Exercise requirements:
Pick out all lines in the listing holding the string "type" and copy them.

Dataset entries:
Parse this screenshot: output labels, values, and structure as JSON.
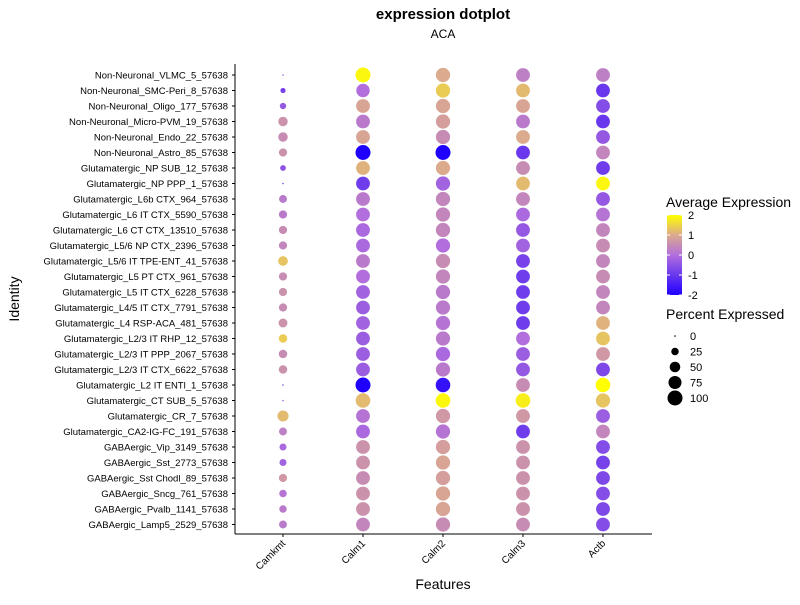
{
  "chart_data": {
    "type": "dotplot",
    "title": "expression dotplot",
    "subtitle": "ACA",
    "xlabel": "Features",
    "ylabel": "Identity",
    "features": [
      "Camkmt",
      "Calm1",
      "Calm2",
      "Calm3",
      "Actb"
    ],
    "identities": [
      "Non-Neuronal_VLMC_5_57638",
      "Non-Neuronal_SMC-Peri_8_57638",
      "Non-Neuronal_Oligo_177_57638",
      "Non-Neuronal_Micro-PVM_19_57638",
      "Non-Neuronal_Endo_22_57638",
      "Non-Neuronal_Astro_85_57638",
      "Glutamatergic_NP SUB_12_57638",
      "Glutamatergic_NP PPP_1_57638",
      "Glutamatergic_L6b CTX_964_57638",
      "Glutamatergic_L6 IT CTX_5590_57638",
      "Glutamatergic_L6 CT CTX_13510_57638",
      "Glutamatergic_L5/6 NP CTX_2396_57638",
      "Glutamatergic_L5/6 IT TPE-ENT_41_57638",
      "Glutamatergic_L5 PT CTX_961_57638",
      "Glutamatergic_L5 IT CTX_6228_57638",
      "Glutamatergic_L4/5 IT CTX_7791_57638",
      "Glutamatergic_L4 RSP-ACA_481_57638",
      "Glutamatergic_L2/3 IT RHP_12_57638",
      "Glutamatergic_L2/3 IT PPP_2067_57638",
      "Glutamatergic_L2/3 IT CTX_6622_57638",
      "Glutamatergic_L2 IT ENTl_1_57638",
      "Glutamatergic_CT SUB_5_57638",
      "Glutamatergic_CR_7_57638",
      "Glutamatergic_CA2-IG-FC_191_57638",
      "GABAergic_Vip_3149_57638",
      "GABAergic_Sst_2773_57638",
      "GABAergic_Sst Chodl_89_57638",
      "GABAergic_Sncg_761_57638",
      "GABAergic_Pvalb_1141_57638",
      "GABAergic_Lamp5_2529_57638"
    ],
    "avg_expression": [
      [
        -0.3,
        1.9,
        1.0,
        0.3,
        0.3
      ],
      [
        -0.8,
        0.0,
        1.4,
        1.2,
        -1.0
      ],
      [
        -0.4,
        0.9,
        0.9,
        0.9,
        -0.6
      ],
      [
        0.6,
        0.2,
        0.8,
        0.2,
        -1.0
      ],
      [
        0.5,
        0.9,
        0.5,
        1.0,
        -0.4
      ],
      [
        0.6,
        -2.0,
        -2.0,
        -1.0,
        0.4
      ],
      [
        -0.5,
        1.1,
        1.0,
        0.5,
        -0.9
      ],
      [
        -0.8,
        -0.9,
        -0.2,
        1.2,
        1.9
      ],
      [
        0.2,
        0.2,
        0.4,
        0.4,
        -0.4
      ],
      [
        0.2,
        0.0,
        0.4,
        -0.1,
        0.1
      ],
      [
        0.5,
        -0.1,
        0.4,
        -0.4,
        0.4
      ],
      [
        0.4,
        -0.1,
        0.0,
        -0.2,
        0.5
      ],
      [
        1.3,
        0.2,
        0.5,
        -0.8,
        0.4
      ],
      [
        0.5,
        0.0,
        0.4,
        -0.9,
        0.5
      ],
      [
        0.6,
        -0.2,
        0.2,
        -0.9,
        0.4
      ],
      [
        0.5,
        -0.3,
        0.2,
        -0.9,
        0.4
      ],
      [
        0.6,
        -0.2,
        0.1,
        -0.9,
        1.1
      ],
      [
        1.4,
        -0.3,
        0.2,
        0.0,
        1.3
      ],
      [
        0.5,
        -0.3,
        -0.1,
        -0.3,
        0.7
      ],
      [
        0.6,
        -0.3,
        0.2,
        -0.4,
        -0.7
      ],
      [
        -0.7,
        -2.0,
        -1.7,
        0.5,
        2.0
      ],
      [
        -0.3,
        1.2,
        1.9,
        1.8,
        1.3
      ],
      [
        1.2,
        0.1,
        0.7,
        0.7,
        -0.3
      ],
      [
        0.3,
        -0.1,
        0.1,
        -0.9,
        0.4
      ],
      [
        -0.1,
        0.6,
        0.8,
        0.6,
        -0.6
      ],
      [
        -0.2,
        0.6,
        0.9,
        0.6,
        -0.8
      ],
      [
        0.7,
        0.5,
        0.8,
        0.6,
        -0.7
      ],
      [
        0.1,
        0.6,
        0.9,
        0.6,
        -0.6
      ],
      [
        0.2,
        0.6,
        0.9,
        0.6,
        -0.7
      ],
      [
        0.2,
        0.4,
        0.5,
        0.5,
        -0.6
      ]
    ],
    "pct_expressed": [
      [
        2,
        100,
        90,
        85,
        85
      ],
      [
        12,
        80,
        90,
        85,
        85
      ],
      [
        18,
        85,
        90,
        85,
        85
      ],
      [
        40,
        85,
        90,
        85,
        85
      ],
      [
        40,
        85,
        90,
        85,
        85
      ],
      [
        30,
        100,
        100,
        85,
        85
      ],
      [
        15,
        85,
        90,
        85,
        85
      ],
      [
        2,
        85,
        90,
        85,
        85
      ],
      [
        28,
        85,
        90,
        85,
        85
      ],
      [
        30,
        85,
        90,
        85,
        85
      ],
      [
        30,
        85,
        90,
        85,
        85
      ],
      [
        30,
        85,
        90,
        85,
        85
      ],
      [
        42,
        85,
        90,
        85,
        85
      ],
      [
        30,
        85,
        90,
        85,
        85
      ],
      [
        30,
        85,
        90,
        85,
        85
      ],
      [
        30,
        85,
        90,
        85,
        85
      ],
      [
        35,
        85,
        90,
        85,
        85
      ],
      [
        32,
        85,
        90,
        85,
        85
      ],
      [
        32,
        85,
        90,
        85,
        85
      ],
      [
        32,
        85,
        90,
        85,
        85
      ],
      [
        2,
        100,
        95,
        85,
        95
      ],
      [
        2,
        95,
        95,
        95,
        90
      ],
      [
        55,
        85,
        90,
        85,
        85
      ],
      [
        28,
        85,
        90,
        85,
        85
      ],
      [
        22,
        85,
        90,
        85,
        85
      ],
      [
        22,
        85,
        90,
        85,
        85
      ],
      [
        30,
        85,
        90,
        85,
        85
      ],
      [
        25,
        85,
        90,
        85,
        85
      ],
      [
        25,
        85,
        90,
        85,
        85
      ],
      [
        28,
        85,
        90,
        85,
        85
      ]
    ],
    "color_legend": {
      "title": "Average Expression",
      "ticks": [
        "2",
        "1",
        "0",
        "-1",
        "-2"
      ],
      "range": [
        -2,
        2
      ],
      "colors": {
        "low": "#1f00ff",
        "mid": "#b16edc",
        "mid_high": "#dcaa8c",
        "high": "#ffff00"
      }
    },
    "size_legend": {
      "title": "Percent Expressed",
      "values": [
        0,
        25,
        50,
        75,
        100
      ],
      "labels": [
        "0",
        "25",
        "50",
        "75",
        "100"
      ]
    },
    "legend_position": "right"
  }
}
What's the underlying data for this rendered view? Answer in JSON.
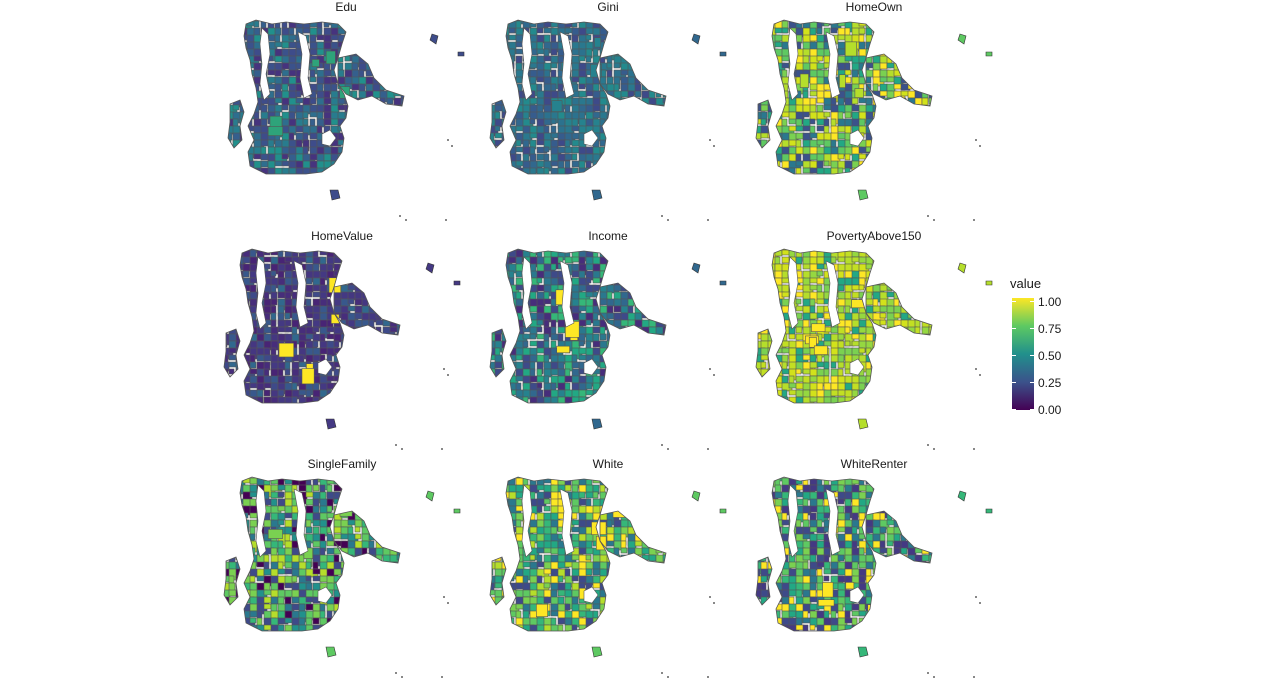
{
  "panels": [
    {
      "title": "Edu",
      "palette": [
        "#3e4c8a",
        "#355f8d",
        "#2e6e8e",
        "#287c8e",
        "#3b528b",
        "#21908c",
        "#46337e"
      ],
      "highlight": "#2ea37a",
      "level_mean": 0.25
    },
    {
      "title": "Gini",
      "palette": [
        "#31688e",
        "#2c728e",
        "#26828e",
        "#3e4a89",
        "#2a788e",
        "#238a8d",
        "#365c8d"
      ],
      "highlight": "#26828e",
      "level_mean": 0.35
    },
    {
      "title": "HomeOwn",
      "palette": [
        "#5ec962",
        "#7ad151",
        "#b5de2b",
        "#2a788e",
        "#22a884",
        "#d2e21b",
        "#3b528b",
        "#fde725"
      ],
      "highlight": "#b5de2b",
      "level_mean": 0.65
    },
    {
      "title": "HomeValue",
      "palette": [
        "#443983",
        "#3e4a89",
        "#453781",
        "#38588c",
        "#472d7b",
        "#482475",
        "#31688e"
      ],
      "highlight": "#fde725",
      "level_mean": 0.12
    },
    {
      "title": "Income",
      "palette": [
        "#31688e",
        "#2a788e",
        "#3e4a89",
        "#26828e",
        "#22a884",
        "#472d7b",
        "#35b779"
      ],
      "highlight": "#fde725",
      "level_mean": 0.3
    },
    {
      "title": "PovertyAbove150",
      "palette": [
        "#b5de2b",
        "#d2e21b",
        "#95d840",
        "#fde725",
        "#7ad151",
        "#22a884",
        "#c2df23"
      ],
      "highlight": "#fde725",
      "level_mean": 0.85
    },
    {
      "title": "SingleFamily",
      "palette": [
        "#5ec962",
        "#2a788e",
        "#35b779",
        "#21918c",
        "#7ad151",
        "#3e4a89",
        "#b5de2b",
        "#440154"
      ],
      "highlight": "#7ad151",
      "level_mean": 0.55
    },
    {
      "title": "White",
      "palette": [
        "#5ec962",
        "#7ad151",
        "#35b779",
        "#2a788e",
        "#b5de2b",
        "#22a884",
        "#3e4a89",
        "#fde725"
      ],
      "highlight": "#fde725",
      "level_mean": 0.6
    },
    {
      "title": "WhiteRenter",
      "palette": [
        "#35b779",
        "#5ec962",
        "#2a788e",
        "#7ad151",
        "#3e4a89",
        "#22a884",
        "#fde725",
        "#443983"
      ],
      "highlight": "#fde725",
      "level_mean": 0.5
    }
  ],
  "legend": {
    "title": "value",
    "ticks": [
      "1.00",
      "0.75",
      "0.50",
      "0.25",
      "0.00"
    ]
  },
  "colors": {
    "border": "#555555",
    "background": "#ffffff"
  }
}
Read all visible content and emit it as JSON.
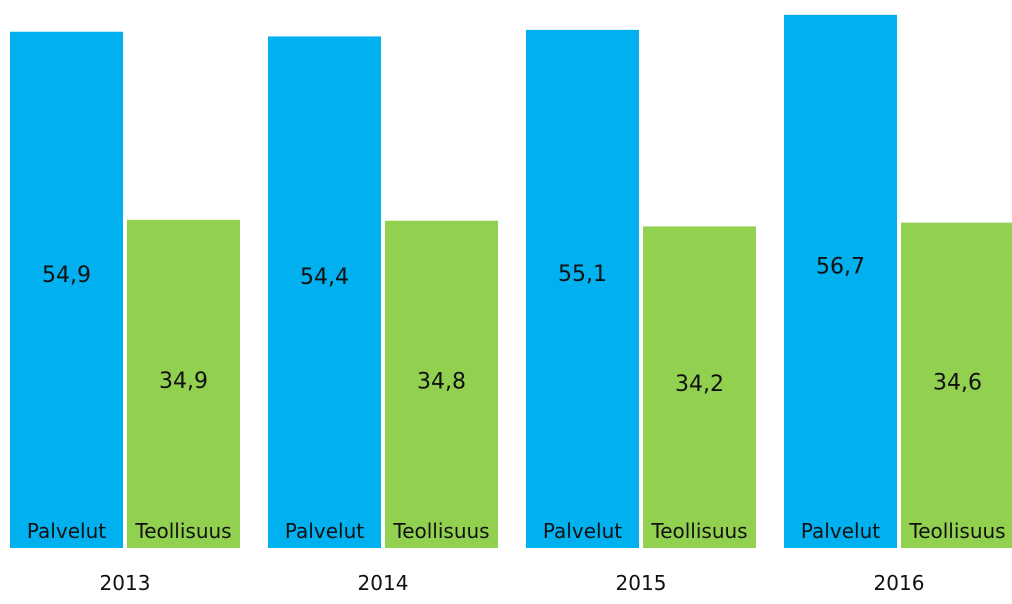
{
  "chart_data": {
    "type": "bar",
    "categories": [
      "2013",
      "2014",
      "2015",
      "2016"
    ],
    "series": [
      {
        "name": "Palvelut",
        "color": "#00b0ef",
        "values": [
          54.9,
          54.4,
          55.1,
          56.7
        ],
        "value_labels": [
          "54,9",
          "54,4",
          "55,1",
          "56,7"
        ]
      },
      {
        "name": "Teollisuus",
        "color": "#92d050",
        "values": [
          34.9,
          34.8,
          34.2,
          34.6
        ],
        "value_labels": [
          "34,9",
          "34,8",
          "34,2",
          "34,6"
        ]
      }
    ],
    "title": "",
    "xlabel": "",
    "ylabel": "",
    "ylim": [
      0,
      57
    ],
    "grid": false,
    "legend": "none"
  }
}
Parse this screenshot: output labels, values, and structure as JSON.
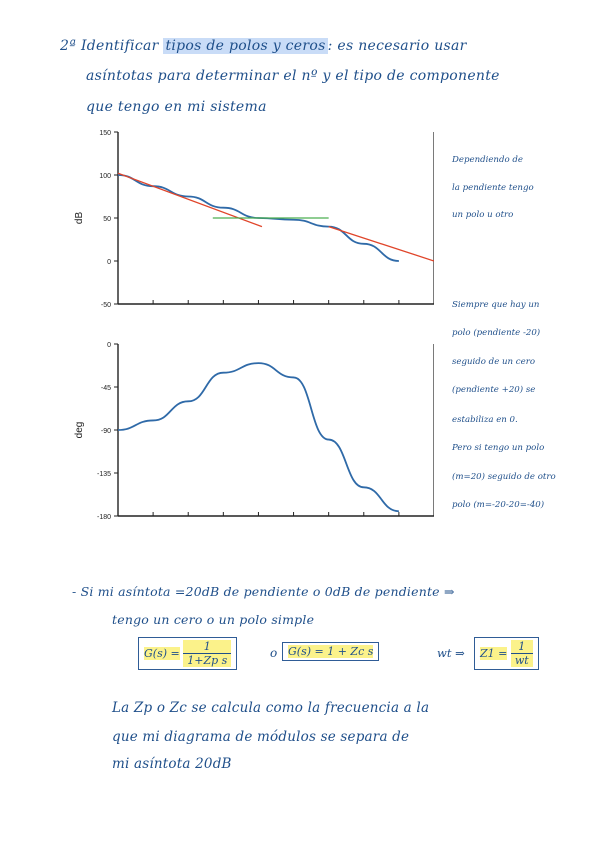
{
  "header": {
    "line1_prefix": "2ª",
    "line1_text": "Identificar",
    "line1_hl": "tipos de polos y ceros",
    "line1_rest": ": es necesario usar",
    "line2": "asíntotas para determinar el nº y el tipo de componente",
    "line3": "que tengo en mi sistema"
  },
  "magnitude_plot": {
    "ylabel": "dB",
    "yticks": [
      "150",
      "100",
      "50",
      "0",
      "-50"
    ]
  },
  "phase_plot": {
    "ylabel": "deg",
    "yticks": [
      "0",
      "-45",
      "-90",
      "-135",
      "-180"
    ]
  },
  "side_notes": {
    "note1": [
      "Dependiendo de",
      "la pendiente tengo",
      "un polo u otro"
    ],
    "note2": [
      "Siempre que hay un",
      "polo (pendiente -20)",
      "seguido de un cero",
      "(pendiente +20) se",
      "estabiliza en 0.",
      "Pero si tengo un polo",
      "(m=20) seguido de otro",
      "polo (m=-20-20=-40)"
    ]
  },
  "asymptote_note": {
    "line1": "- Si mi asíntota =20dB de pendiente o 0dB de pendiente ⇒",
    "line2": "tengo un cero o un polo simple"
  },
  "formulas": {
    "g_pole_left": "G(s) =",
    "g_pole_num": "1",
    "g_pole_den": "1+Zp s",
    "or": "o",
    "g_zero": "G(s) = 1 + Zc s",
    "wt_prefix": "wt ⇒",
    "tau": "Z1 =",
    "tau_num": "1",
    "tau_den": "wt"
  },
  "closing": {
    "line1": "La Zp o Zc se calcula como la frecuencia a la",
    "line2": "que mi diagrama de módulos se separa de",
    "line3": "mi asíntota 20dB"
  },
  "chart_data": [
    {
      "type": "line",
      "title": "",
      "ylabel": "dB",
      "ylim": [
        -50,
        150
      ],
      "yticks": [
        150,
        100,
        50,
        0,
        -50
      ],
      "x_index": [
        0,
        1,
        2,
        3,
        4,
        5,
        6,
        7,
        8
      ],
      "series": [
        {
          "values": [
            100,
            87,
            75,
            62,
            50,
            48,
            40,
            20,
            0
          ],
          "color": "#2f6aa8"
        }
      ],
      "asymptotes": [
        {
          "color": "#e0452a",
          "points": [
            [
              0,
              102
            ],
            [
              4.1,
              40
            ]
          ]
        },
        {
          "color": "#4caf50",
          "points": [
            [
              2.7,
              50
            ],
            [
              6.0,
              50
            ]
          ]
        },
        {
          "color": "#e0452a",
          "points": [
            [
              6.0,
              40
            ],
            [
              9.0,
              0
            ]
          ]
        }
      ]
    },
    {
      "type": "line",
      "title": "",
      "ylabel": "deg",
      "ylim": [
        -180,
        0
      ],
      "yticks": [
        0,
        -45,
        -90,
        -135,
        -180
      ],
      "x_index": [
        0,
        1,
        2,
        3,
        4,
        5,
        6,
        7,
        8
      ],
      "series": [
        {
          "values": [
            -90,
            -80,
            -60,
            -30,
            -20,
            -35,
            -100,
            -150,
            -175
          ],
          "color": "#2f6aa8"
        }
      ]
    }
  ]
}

Finished task:
    "type": "dotplot",
    "type": "bar",
      "type": "line",
      "type": "line",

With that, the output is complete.